___ RECORD EXCERPTS

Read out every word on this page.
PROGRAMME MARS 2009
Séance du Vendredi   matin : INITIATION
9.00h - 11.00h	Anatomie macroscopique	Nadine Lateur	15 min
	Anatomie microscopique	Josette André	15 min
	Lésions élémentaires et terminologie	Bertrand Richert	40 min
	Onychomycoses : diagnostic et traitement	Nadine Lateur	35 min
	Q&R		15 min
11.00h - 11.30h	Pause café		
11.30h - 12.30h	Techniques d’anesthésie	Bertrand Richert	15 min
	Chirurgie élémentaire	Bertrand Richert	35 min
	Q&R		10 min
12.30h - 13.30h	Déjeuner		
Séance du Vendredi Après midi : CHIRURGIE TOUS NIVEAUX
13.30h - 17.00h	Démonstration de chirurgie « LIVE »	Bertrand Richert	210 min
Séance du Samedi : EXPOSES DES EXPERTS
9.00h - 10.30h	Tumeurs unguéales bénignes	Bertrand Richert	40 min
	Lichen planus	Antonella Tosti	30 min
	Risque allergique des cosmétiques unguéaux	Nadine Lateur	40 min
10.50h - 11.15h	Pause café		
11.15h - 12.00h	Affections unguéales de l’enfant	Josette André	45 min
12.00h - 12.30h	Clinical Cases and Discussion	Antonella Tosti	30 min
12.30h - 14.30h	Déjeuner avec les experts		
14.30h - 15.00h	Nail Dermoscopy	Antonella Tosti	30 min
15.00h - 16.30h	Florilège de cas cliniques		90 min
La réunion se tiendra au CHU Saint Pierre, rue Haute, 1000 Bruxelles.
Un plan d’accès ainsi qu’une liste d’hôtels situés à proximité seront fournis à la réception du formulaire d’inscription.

______

* AIM OF THE EXERCISE *
Return every line of the preceding records in which the word "Séance" appears.

* THE RESPONSE *
Séance du Vendredi   matin : INITIATION
Séance du Vendredi Après midi : CHIRURGIE TOUS NIVEAUX
Séance du Samedi : EXPOSES DES EXPERTS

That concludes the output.